> _REQUEST_: Omit images. Retype all entries verbatim.
— start —
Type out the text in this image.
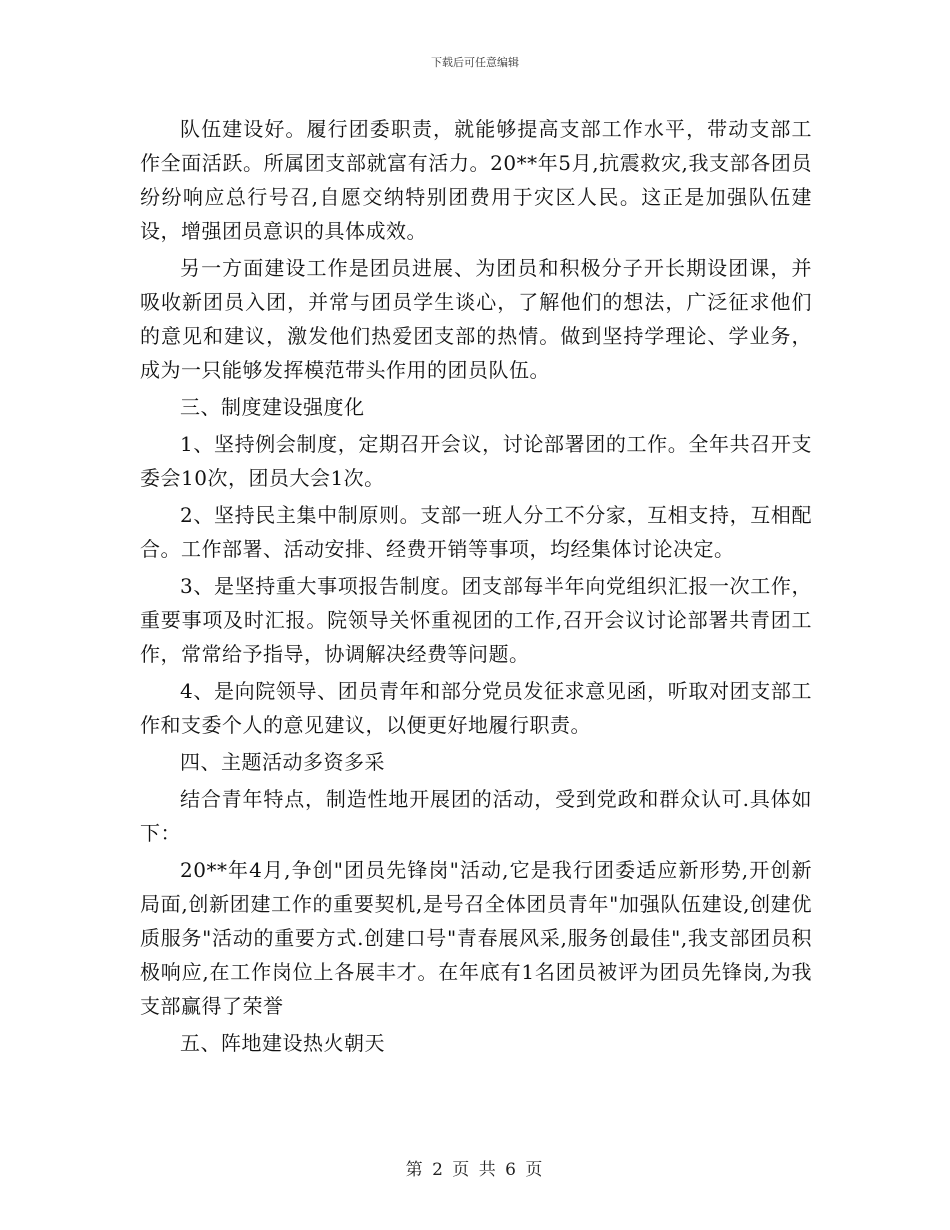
下载后可任意编辑

队伍建设好。履行团委职责，就能够提高支部工作水平，带动支部工作全面活跃。所属团支部就富有活力。20**年5月,抗震救灾,我支部各团员纷纷响应总行号召,自愿交纳特别团费用于灾区人民。这正是加强队伍建设，增强团员意识的具体成效。

另一方面建设工作是团员进展、为团员和积极分子开长期设团课，并吸收新团员入团，并常与团员学生谈心，了解他们的想法，广泛征求他们的意见和建议，激发他们热爱团支部的热情。做到坚持学理论、学业务，成为一只能够发挥模范带头作用的团员队伍。

三、制度建设强度化

1、坚持例会制度，定期召开会议，讨论部署团的工作。全年共召开支委会10次，团员大会1次。

2、坚持民主集中制原则。支部一班人分工不分家，互相支持，互相配合。工作部署、活动安排、经费开销等事项，均经集体讨论决定。

3、是坚持重大事项报告制度。团支部每半年向党组织汇报一次工作，重要事项及时汇报。院领导关怀重视团的工作,召开会议讨论部署共青团工作，常常给予指导，协调解决经费等问题。

4、是向院领导、团员青年和部分党员发征求意见函，听取对团支部工作和支委个人的意见建议，以便更好地履行职责。

四、主题活动多资多采

结合青年特点，制造性地开展团的活动，受到党政和群众认可.具体如下：

20**年4月,争创"团员先锋岗"活动,它是我行团委适应新形势,开创新局面,创新团建工作的重要契机,是号召全体团员青年"加强队伍建设,创建优质服务"活动的重要方式.创建口号"青春展风采,服务创最佳",我支部团员积极响应,在工作岗位上各展丰才。在年底有1名团员被评为团员先锋岗,为我支部赢得了荣誉

五、阵地建设热火朝天

第 2 页 共 6 页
— end —
> _RESPONSE_:
Type out the text in this image.
下载后可任意编辑

队伍建设好。履行团委职责，就能够提高支部工作水平，带动支部工作全面活跃。所属团支部就富有活力。20**年5月,抗震救灾,我支部各团员纷纷响应总行号召,自愿交纳特别团费用于灾区人民。这正是加强队伍建设，增强团员意识的具体成效。

另一方面建设工作是团员进展、为团员和积极分子开长期设团课，并吸收新团员入团，并常与团员学生谈心，了解他们的想法，广泛征求他们的意见和建议，激发他们热爱团支部的热情。做到坚持学理论、学业务，成为一只能够发挥模范带头作用的团员队伍。

三、制度建设强度化

1、坚持例会制度，定期召开会议，讨论部署团的工作。全年共召开支委会10次，团员大会1次。

2、坚持民主集中制原则。支部一班人分工不分家，互相支持，互相配合。工作部署、活动安排、经费开销等事项，均经集体讨论决定。

3、是坚持重大事项报告制度。团支部每半年向党组织汇报一次工作，重要事项及时汇报。院领导关怀重视团的工作,召开会议讨论部署共青团工作，常常给予指导，协调解决经费等问题。

4、是向院领导、团员青年和部分党员发征求意见函，听取对团支部工作和支委个人的意见建议，以便更好地履行职责。

四、主题活动多资多采

结合青年特点，制造性地开展团的活动，受到党政和群众认可.具体如下：

20**年4月,争创"团员先锋岗"活动,它是我行团委适应新形势,开创新局面,创新团建工作的重要契机,是号召全体团员青年"加强队伍建设,创建优质服务"活动的重要方式.创建口号"青春展风采,服务创最佳",我支部团员积极响应,在工作岗位上各展丰才。在年底有1名团员被评为团员先锋岗,为我支部赢得了荣誉

五、阵地建设热火朝天

第 2 页 共 6 页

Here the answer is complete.